[Dataset items]
________________
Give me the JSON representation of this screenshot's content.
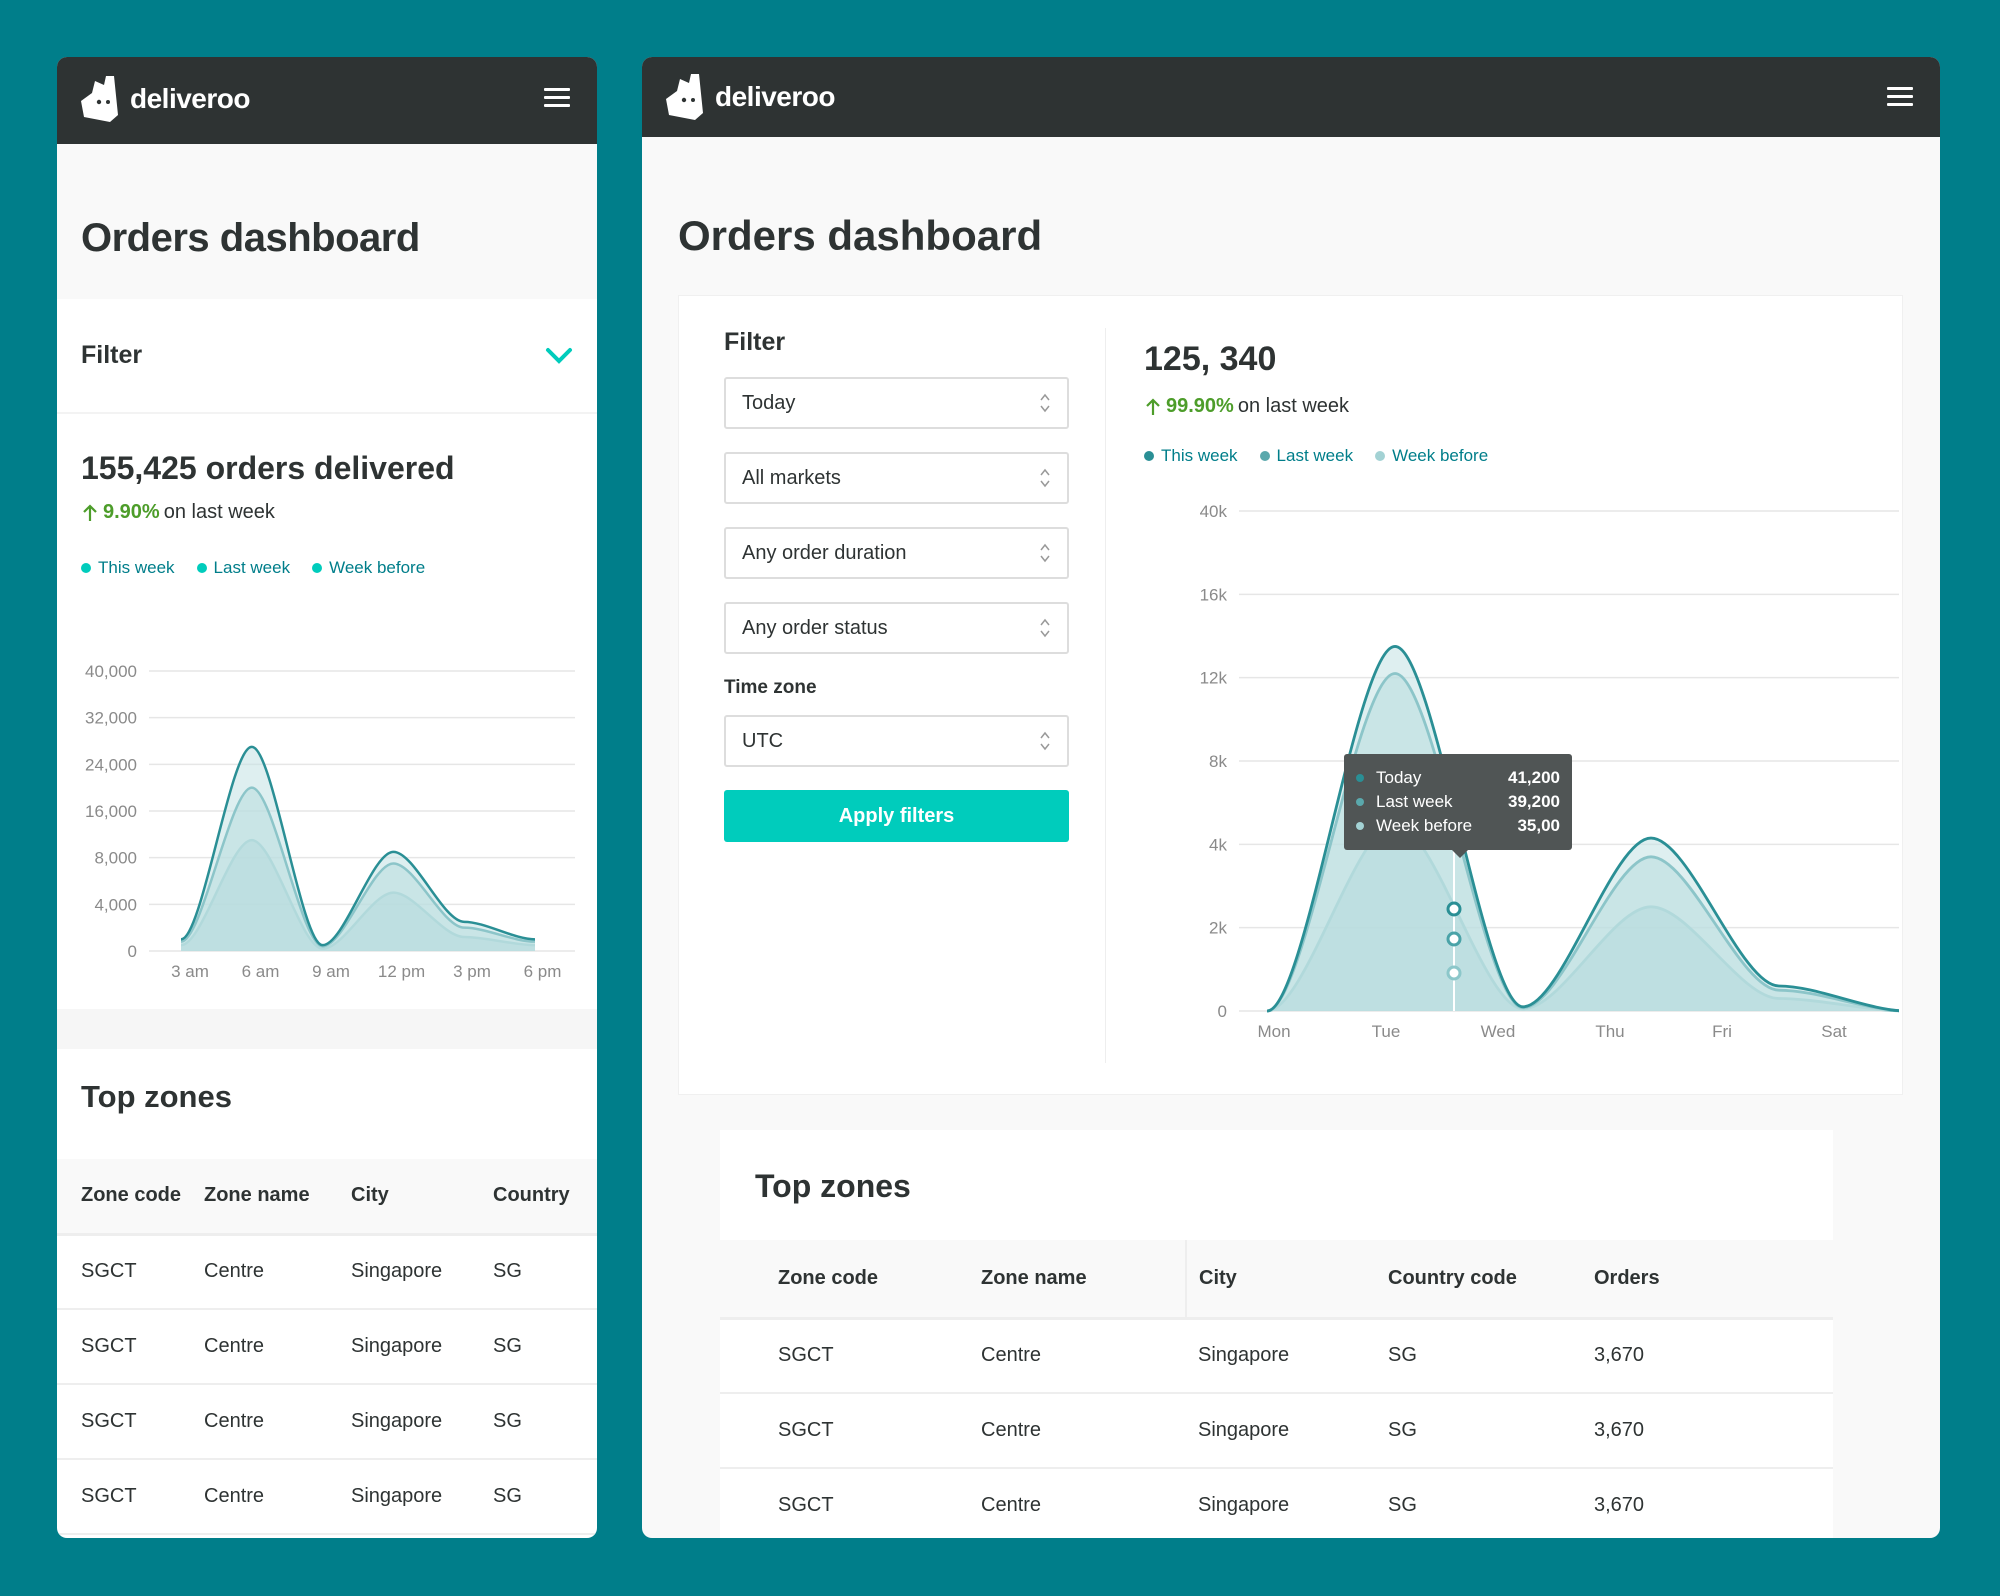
{
  "brand": {
    "name": "deliveroo"
  },
  "mobile": {
    "title": "Orders dashboard",
    "filter_label": "Filter",
    "stat": "155,425 orders delivered",
    "delta_pct": "9.90%",
    "delta_text": "on last week",
    "legend": [
      "This week",
      "Last week",
      "Week before"
    ],
    "top_zones_title": "Top zones",
    "table": {
      "headers": [
        "Zone code",
        "Zone name",
        "City",
        "Country"
      ],
      "rows": [
        [
          "SGCT",
          "Centre",
          "Singapore",
          "SG"
        ],
        [
          "SGCT",
          "Centre",
          "Singapore",
          "SG"
        ],
        [
          "SGCT",
          "Centre",
          "Singapore",
          "SG"
        ],
        [
          "SGCT",
          "Centre",
          "Singapore",
          "SG"
        ]
      ]
    }
  },
  "desktop": {
    "title": "Orders dashboard",
    "filter_label": "Filter",
    "selects": [
      "Today",
      "All markets",
      "Any order duration",
      "Any order status"
    ],
    "timezone_label": "Time zone",
    "timezone_value": "UTC",
    "apply_label": "Apply filters",
    "stat": "125, 340",
    "delta_pct": "99.90%",
    "delta_text": "on last week",
    "legend": [
      "This week",
      "Last week",
      "Week before"
    ],
    "tooltip": [
      {
        "name": "Today",
        "value": "41,200"
      },
      {
        "name": "Last week",
        "value": "39,200"
      },
      {
        "name": "Week before",
        "value": "35,00"
      }
    ],
    "top_zones_title": "Top zones",
    "table": {
      "headers": [
        "Zone code",
        "Zone name",
        "City",
        "Country code",
        "Orders"
      ],
      "rows": [
        [
          "SGCT",
          "Centre",
          "Singapore",
          "SG",
          "3,670"
        ],
        [
          "SGCT",
          "Centre",
          "Singapore",
          "SG",
          "3,670"
        ],
        [
          "SGCT",
          "Centre",
          "Singapore",
          "SG",
          "3,670"
        ]
      ]
    }
  },
  "colors": {
    "teal": "#007e8a",
    "accent": "#00ccbc",
    "dark": "#2e3333",
    "green": "#4d9d2a",
    "series": [
      "#2a8f95",
      "#5aa8ac",
      "#a3d2d4"
    ]
  },
  "chart_data": [
    {
      "type": "area",
      "x": [
        "3 am",
        "6 am",
        "9 am",
        "12 pm",
        "3 pm",
        "6 pm"
      ],
      "y_ticks": [
        "0",
        "4,000",
        "8,000",
        "16,000",
        "24,000",
        "32,000",
        "40,000"
      ],
      "ylim": [
        0,
        40000
      ],
      "series": [
        {
          "name": "This week",
          "values": [
            1000,
            27000,
            500,
            9000,
            2500,
            1000
          ]
        },
        {
          "name": "Last week",
          "values": [
            800,
            20000,
            400,
            7500,
            2000,
            800
          ]
        },
        {
          "name": "Week before",
          "values": [
            500,
            11000,
            200,
            5000,
            1200,
            500
          ]
        }
      ]
    },
    {
      "type": "area",
      "x": [
        "Mon",
        "Tue",
        "Wed",
        "Thu",
        "Fri",
        "Sat"
      ],
      "y_ticks": [
        "0",
        "2k",
        "4k",
        "8k",
        "12k",
        "16k",
        "40k"
      ],
      "series": [
        {
          "name": "This week",
          "values": [
            0,
            13500,
            100,
            4300,
            600,
            0
          ]
        },
        {
          "name": "Last week",
          "values": [
            0,
            12200,
            80,
            3700,
            500,
            0
          ]
        },
        {
          "name": "Week before",
          "values": [
            0,
            5000,
            50,
            2500,
            300,
            0
          ]
        }
      ]
    }
  ]
}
________________
§ **Problem to work on**
Transcribe all of the entries word for word, but skip any pictures they contain.

§ **Answer below**
Give me the JSON representation of this screenshot's content.
{
  "brand": {
    "name": "deliveroo"
  },
  "mobile": {
    "title": "Orders dashboard",
    "filter_label": "Filter",
    "stat": "155,425 orders delivered",
    "delta_pct": "9.90%",
    "delta_text": "on last week",
    "legend": [
      "This week",
      "Last week",
      "Week before"
    ],
    "top_zones_title": "Top zones",
    "table": {
      "headers": [
        "Zone code",
        "Zone name",
        "City",
        "Country"
      ],
      "rows": [
        [
          "SGCT",
          "Centre",
          "Singapore",
          "SG"
        ],
        [
          "SGCT",
          "Centre",
          "Singapore",
          "SG"
        ],
        [
          "SGCT",
          "Centre",
          "Singapore",
          "SG"
        ],
        [
          "SGCT",
          "Centre",
          "Singapore",
          "SG"
        ]
      ]
    }
  },
  "desktop": {
    "title": "Orders dashboard",
    "filter_label": "Filter",
    "selects": [
      "Today",
      "All markets",
      "Any order duration",
      "Any order status"
    ],
    "timezone_label": "Time zone",
    "timezone_value": "UTC",
    "apply_label": "Apply filters",
    "stat": "125, 340",
    "delta_pct": "99.90%",
    "delta_text": "on last week",
    "legend": [
      "This week",
      "Last week",
      "Week before"
    ],
    "tooltip": [
      {
        "name": "Today",
        "value": "41,200"
      },
      {
        "name": "Last week",
        "value": "39,200"
      },
      {
        "name": "Week before",
        "value": "35,00"
      }
    ],
    "top_zones_title": "Top zones",
    "table": {
      "headers": [
        "Zone code",
        "Zone name",
        "City",
        "Country code",
        "Orders"
      ],
      "rows": [
        [
          "SGCT",
          "Centre",
          "Singapore",
          "SG",
          "3,670"
        ],
        [
          "SGCT",
          "Centre",
          "Singapore",
          "SG",
          "3,670"
        ],
        [
          "SGCT",
          "Centre",
          "Singapore",
          "SG",
          "3,670"
        ]
      ]
    }
  },
  "colors": {
    "teal": "#007e8a",
    "accent": "#00ccbc",
    "dark": "#2e3333",
    "green": "#4d9d2a",
    "series": [
      "#2a8f95",
      "#5aa8ac",
      "#a3d2d4"
    ]
  },
  "chart_data": [
    {
      "type": "area",
      "x": [
        "3 am",
        "6 am",
        "9 am",
        "12 pm",
        "3 pm",
        "6 pm"
      ],
      "y_ticks": [
        "0",
        "4,000",
        "8,000",
        "16,000",
        "24,000",
        "32,000",
        "40,000"
      ],
      "ylim": [
        0,
        40000
      ],
      "series": [
        {
          "name": "This week",
          "values": [
            1000,
            27000,
            500,
            9000,
            2500,
            1000
          ]
        },
        {
          "name": "Last week",
          "values": [
            800,
            20000,
            400,
            7500,
            2000,
            800
          ]
        },
        {
          "name": "Week before",
          "values": [
            500,
            11000,
            200,
            5000,
            1200,
            500
          ]
        }
      ]
    },
    {
      "type": "area",
      "x": [
        "Mon",
        "Tue",
        "Wed",
        "Thu",
        "Fri",
        "Sat"
      ],
      "y_ticks": [
        "0",
        "2k",
        "4k",
        "8k",
        "12k",
        "16k",
        "40k"
      ],
      "series": [
        {
          "name": "This week",
          "values": [
            0,
            13500,
            100,
            4300,
            600,
            0
          ]
        },
        {
          "name": "Last week",
          "values": [
            0,
            12200,
            80,
            3700,
            500,
            0
          ]
        },
        {
          "name": "Week before",
          "values": [
            0,
            5000,
            50,
            2500,
            300,
            0
          ]
        }
      ]
    }
  ]
}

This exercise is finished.